- **Work required**: Below is a block of data; give all of it again word for word.
▼▼▼
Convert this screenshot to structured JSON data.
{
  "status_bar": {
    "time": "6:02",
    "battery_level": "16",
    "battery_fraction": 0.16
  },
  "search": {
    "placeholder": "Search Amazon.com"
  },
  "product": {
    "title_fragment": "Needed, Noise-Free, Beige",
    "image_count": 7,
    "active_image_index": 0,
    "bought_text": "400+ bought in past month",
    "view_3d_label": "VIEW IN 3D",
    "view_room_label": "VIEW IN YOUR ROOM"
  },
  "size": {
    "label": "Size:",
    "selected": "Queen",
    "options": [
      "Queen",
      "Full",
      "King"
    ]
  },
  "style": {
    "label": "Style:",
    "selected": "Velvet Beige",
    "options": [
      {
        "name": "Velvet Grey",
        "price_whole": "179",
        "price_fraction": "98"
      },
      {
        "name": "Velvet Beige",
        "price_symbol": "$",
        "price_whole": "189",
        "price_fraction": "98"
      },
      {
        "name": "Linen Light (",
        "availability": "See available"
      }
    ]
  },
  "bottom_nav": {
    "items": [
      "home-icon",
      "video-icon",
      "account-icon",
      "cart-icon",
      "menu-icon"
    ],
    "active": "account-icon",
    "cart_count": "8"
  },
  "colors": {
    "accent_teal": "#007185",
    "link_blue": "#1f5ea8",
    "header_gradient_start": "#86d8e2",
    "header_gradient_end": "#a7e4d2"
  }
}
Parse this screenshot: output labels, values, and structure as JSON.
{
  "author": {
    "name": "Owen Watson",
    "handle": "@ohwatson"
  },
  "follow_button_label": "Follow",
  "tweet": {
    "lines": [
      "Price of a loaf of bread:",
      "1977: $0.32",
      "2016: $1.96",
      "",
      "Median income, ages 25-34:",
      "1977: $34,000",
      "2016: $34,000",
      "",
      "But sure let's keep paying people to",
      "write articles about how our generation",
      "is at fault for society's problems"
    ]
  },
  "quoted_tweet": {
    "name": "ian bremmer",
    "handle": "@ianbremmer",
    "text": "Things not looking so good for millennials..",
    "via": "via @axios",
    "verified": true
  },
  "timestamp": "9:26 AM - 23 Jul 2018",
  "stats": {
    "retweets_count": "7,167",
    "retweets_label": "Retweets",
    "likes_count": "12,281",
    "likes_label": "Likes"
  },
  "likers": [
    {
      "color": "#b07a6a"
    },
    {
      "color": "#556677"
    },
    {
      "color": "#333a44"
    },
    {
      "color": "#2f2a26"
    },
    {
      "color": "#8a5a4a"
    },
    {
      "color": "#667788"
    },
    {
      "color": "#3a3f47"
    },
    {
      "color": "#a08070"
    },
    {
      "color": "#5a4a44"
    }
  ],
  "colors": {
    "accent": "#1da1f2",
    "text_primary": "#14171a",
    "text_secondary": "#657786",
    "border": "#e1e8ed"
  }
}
▲▲▲
- **Exercise answer**:
Convert this screenshot to structured JSON data.
{
  "status_bar": {
    "time": "6:02",
    "battery_level": "16",
    "battery_fraction": 0.16
  },
  "search": {
    "placeholder": "Search Amazon.com"
  },
  "product": {
    "title_fragment": "Needed, Noise-Free, Beige",
    "image_count": 7,
    "active_image_index": 0,
    "bought_text": "400+ bought in past month",
    "view_3d_label": "VIEW IN 3D",
    "view_room_label": "VIEW IN YOUR ROOM"
  },
  "size": {
    "label": "Size:",
    "selected": "Queen",
    "options": [
      "Queen",
      "Full",
      "King"
    ]
  },
  "style": {
    "label": "Style:",
    "selected": "Velvet Beige",
    "options": [
      {
        "name": "Velvet Grey",
        "price_whole": "179",
        "price_fraction": "98"
      },
      {
        "name": "Velvet Beige",
        "price_symbol": "$",
        "price_whole": "189",
        "price_fraction": "98"
      },
      {
        "name": "Linen Light (",
        "availability": "See available"
      }
    ]
  },
  "bottom_nav": {
    "items": [
      "home-icon",
      "video-icon",
      "account-icon",
      "cart-icon",
      "menu-icon"
    ],
    "active": "account-icon",
    "cart_count": "8"
  },
  "colors": {
    "accent_teal": "#007185",
    "link_blue": "#1f5ea8",
    "header_gradient_start": "#86d8e2",
    "header_gradient_end": "#a7e4d2"
  }
}
Parse this screenshot: output labels, values, and structure as JSON.
{
  "author": {
    "name": "Owen Watson",
    "handle": "@ohwatson"
  },
  "follow_button_label": "Follow",
  "tweet": {
    "lines": [
      "Price of a loaf of bread:",
      "1977: $0.32",
      "2016: $1.96",
      "",
      "Median income, ages 25-34:",
      "1977: $34,000",
      "2016: $34,000",
      "",
      "But sure let's keep paying people to",
      "write articles about how our generation",
      "is at fault for society's problems"
    ]
  },
  "quoted_tweet": {
    "name": "ian bremmer",
    "handle": "@ianbremmer",
    "text": "Things not looking so good for millennials..",
    "via": "via @axios",
    "verified": true
  },
  "timestamp": "9:26 AM - 23 Jul 2018",
  "stats": {
    "retweets_count": "7,167",
    "retweets_label": "Retweets",
    "likes_count": "12,281",
    "likes_label": "Likes"
  },
  "likers": [
    {
      "color": "#b07a6a"
    },
    {
      "color": "#556677"
    },
    {
      "color": "#333a44"
    },
    {
      "color": "#2f2a26"
    },
    {
      "color": "#8a5a4a"
    },
    {
      "color": "#667788"
    },
    {
      "color": "#3a3f47"
    },
    {
      "color": "#a08070"
    },
    {
      "color": "#5a4a44"
    }
  ],
  "colors": {
    "accent": "#1da1f2",
    "text_primary": "#14171a",
    "text_secondary": "#657786",
    "border": "#e1e8ed"
  }
}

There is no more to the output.